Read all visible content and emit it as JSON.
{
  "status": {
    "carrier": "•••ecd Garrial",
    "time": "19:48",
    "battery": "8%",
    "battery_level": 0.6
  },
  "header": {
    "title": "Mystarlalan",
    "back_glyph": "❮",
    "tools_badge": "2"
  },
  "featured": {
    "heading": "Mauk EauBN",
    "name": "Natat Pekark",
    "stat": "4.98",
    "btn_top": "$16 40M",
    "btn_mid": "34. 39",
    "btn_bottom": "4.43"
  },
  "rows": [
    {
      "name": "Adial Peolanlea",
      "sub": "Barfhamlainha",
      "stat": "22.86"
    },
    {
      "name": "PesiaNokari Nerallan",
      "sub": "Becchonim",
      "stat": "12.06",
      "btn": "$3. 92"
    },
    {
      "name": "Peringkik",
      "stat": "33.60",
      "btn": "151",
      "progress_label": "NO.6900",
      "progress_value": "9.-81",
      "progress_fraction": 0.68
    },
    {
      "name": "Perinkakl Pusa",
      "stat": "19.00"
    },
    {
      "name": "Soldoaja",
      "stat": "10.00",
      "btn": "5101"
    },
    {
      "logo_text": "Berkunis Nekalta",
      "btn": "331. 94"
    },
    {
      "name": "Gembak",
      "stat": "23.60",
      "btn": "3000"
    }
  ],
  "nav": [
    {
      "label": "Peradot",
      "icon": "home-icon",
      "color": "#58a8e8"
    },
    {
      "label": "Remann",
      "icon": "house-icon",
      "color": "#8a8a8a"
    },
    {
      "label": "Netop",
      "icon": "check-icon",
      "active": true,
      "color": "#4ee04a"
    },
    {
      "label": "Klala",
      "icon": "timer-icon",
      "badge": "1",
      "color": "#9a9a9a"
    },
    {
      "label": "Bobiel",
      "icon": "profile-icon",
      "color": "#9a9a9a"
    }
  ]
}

◆ What you are asked to do: Each line above that includes "name" should be shown.

◆ Full output:
    "name": "Natat Pekark",
      "name": "Adial Peolanlea",
      "name": "PesiaNokari Nerallan",
      "name": "Peringkik",
      "name": "Perinkakl Pusa",
      "name": "Soldoaja",
      "name": "Gembak",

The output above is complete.